◆ Your instructions: Each entry that follows is to be retyped exactly. Pictures do not belong in the copy.

◆ Exercise inputs:
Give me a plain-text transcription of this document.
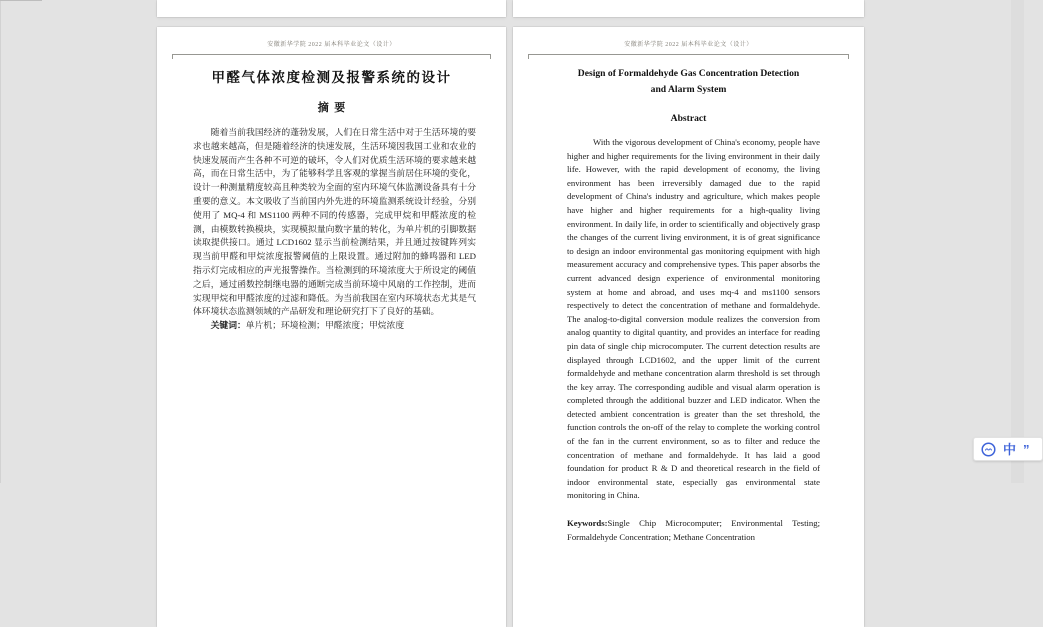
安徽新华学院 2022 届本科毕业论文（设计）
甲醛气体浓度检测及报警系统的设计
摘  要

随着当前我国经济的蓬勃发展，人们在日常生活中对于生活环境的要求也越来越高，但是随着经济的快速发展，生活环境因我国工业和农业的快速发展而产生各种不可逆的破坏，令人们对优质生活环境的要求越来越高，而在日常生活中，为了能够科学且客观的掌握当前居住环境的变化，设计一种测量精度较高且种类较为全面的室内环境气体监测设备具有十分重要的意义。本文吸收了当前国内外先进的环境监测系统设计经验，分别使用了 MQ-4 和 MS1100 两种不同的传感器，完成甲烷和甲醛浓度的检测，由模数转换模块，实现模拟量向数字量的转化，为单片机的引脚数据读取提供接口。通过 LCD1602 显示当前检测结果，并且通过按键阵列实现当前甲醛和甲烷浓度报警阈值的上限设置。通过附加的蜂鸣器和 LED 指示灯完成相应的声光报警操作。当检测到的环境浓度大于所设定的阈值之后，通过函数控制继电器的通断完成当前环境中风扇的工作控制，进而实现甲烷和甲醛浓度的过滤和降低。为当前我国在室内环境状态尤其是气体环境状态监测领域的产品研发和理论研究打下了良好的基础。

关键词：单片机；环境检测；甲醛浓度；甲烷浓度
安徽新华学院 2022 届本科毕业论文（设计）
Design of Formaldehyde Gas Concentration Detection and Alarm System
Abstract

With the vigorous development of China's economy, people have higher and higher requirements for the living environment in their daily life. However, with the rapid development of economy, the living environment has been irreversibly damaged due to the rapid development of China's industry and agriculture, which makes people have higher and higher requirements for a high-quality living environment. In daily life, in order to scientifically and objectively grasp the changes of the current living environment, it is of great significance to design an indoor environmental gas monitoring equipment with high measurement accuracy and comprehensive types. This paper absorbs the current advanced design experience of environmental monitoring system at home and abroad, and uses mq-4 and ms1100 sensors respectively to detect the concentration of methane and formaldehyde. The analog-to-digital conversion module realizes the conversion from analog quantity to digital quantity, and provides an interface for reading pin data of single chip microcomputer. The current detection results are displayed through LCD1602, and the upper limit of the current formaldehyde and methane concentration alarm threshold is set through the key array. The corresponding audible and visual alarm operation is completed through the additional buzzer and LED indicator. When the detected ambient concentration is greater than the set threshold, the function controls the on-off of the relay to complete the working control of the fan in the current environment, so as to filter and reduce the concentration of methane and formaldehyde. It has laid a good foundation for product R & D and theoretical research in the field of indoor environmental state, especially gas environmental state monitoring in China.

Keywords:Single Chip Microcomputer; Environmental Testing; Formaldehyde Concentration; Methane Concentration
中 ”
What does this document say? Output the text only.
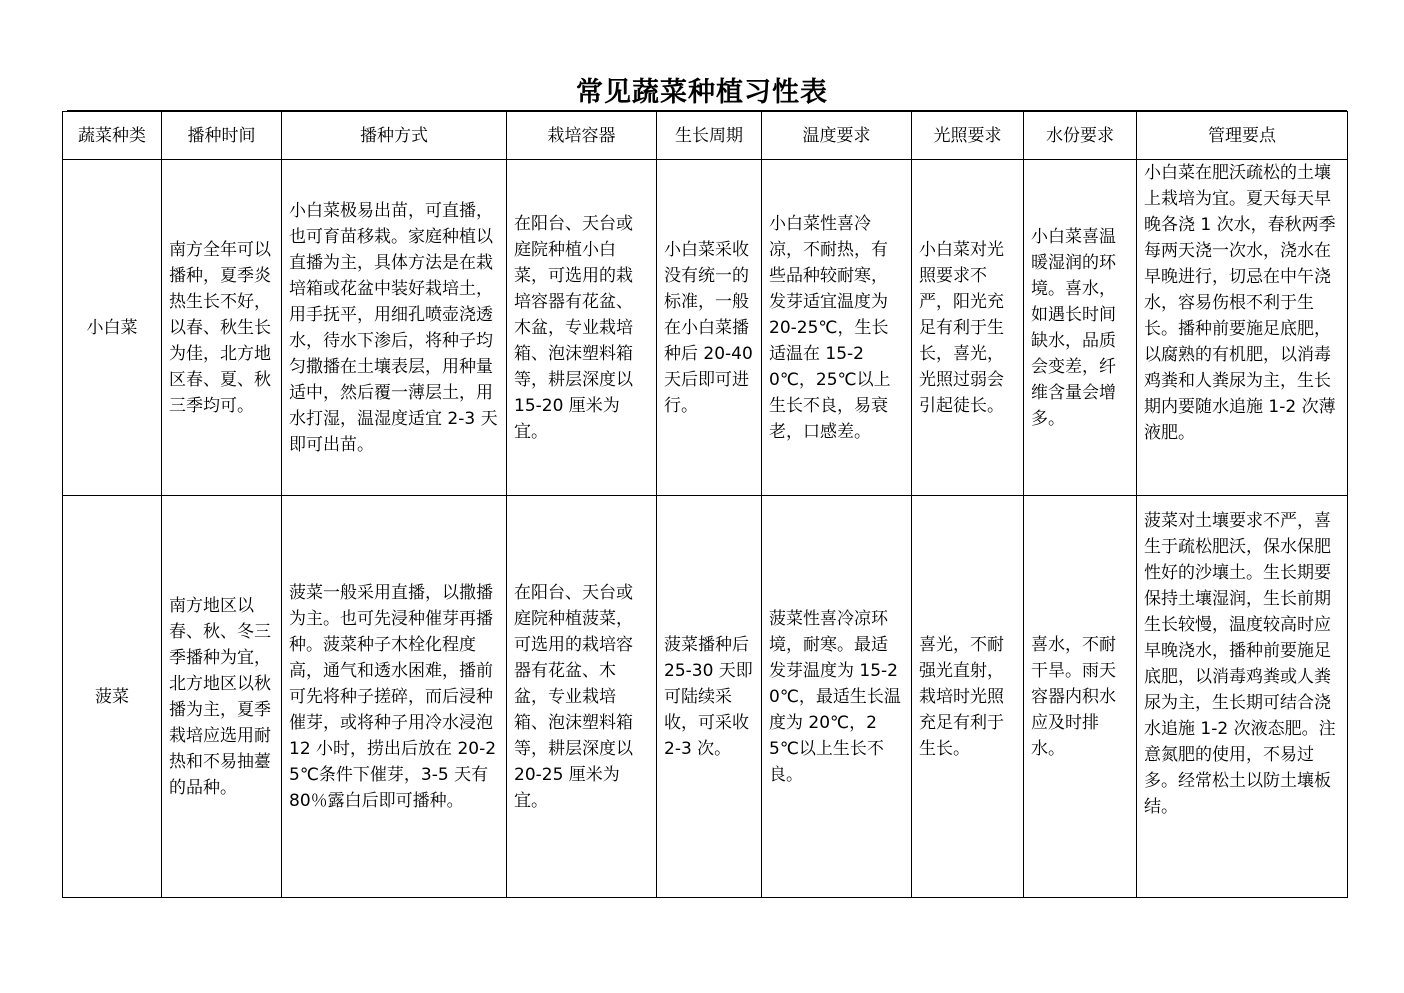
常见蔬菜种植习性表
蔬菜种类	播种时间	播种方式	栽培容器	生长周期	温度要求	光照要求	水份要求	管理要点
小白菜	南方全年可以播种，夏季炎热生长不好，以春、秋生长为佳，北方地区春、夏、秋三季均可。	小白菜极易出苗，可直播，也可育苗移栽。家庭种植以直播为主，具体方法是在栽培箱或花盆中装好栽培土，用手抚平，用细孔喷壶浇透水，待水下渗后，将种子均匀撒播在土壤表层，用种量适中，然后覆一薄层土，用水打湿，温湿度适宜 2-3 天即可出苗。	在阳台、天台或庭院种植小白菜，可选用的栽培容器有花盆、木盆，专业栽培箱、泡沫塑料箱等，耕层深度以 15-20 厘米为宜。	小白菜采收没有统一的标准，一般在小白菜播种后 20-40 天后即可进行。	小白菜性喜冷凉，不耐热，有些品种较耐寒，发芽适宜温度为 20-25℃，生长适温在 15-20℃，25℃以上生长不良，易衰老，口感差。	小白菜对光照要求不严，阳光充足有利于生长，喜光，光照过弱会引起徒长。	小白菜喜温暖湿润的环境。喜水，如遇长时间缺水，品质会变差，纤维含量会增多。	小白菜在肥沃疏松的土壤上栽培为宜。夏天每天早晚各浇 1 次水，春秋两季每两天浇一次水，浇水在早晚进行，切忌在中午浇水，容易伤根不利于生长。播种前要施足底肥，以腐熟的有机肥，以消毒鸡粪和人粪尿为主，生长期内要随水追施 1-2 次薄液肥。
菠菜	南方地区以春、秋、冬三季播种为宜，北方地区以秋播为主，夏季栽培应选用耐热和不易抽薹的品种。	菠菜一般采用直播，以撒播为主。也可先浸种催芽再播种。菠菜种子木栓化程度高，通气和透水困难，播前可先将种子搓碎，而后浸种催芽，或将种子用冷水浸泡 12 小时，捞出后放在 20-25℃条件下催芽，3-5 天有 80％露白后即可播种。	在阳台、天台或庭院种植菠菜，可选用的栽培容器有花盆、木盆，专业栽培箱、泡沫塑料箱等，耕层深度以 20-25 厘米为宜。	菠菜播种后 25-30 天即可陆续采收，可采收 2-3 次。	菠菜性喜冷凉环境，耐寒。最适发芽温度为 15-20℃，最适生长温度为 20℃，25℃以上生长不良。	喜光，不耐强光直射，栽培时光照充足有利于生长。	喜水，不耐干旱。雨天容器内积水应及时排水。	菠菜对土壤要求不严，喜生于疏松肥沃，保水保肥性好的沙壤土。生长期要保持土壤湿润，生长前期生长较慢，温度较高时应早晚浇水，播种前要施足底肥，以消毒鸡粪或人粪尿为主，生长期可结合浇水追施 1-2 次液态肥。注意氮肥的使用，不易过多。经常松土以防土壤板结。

◆ Answer to this exercise:
Give me a plain-text transcription of this document.
安徽新华学院 2022 届本科毕业论文（设计）
甲醛气体浓度检测及报警系统的设计
摘  要

随着当前我国经济的蓬勃发展，人们在日常生活中对于生活环境的要求也越来越高，但是随着经济的快速发展，生活环境因我国工业和农业的快速发展而产生各种不可逆的破坏，令人们对优质生活环境的要求越来越高，而在日常生活中，为了能够科学且客观的掌握当前居住环境的变化，设计一种测量精度较高且种类较为全面的室内环境气体监测设备具有十分重要的意义。本文吸收了当前国内外先进的环境监测系统设计经验，分别使用了 MQ-4 和 MS1100 两种不同的传感器，完成甲烷和甲醛浓度的检测，由模数转换模块，实现模拟量向数字量的转化，为单片机的引脚数据读取提供接口。通过 LCD1602 显示当前检测结果，并且通过按键阵列实现当前甲醛和甲烷浓度报警阈值的上限设置。通过附加的蜂鸣器和 LED 指示灯完成相应的声光报警操作。当检测到的环境浓度大于所设定的阈值之后，通过函数控制继电器的通断完成当前环境中风扇的工作控制，进而实现甲烷和甲醛浓度的过滤和降低。为当前我国在室内环境状态尤其是气体环境状态监测领域的产品研发和理论研究打下了良好的基础。

关键词：单片机；环境检测；甲醛浓度；甲烷浓度
安徽新华学院 2022 届本科毕业论文（设计）
Design of Formaldehyde Gas Concentration Detection and Alarm System
Abstract

With the vigorous development of China's economy, people have higher and higher requirements for the living environment in their daily life. However, with the rapid development of economy, the living environment has been irreversibly damaged due to the rapid development of China's industry and agriculture, which makes people have higher and higher requirements for a high-quality living environment. In daily life, in order to scientifically and objectively grasp the changes of the current living environment, it is of great significance to design an indoor environmental gas monitoring equipment with high measurement accuracy and comprehensive types. This paper absorbs the current advanced design experience of environmental monitoring system at home and abroad, and uses mq-4 and ms1100 sensors respectively to detect the concentration of methane and formaldehyde. The analog-to-digital conversion module realizes the conversion from analog quantity to digital quantity, and provides an interface for reading pin data of single chip microcomputer. The current detection results are displayed through LCD1602, and the upper limit of the current formaldehyde and methane concentration alarm threshold is set through the key array. The corresponding audible and visual alarm operation is completed through the additional buzzer and LED indicator. When the detected ambient concentration is greater than the set threshold, the function controls the on-off of the relay to complete the working control of the fan in the current environment, so as to filter and reduce the concentration of methane and formaldehyde. It has laid a good foundation for product R & D and theoretical research in the field of indoor environmental state, especially gas environmental state monitoring in China.

Keywords:Single Chip Microcomputer; Environmental Testing; Formaldehyde Concentration; Methane Concentration
中 ”
What does this document say? Output the text only.
常见蔬菜种植习性表
蔬菜种类	播种时间	播种方式	栽培容器	生长周期	温度要求	光照要求	水份要求	管理要点
小白菜	南方全年可以播种，夏季炎热生长不好，以春、秋生长为佳，北方地区春、夏、秋三季均可。	小白菜极易出苗，可直播，也可育苗移栽。家庭种植以直播为主，具体方法是在栽培箱或花盆中装好栽培土，用手抚平，用细孔喷壶浇透水，待水下渗后，将种子均匀撒播在土壤表层，用种量适中，然后覆一薄层土，用水打湿，温湿度适宜 2-3 天即可出苗。	在阳台、天台或庭院种植小白菜，可选用的栽培容器有花盆、木盆，专业栽培箱、泡沫塑料箱等，耕层深度以 15-20 厘米为宜。	小白菜采收没有统一的标准，一般在小白菜播种后 20-40 天后即可进行。	小白菜性喜冷凉，不耐热，有些品种较耐寒，发芽适宜温度为 20-25℃，生长适温在 15-20℃，25℃以上生长不良，易衰老，口感差。	小白菜对光照要求不严，阳光充足有利于生长，喜光，光照过弱会引起徒长。	小白菜喜温暖湿润的环境。喜水，如遇长时间缺水，品质会变差，纤维含量会增多。	小白菜在肥沃疏松的土壤上栽培为宜。夏天每天早晚各浇 1 次水，春秋两季每两天浇一次水，浇水在早晚进行，切忌在中午浇水，容易伤根不利于生长。播种前要施足底肥，以腐熟的有机肥，以消毒鸡粪和人粪尿为主，生长期内要随水追施 1-2 次薄液肥。
菠菜	南方地区以春、秋、冬三季播种为宜，北方地区以秋播为主，夏季栽培应选用耐热和不易抽薹的品种。	菠菜一般采用直播，以撒播为主。也可先浸种催芽再播种。菠菜种子木栓化程度高，通气和透水困难，播前可先将种子搓碎，而后浸种催芽，或将种子用冷水浸泡 12 小时，捞出后放在 20-25℃条件下催芽，3-5 天有 80％露白后即可播种。	在阳台、天台或庭院种植菠菜，可选用的栽培容器有花盆、木盆，专业栽培箱、泡沫塑料箱等，耕层深度以 20-25 厘米为宜。	菠菜播种后 25-30 天即可陆续采收，可采收 2-3 次。	菠菜性喜冷凉环境，耐寒。最适发芽温度为 15-20℃，最适生长温度为 20℃，25℃以上生长不良。	喜光，不耐强光直射，栽培时光照充足有利于生长。	喜水，不耐干旱。雨天容器内积水应及时排水。	菠菜对土壤要求不严，喜生于疏松肥沃，保水保肥性好的沙壤土。生长期要保持土壤湿润，生长前期生长较慢，温度较高时应早晚浇水，播种前要施足底肥，以消毒鸡粪或人粪尿为主，生长期可结合浇水追施 1-2 次液态肥。注意氮肥的使用，不易过多。经常松土以防土壤板结。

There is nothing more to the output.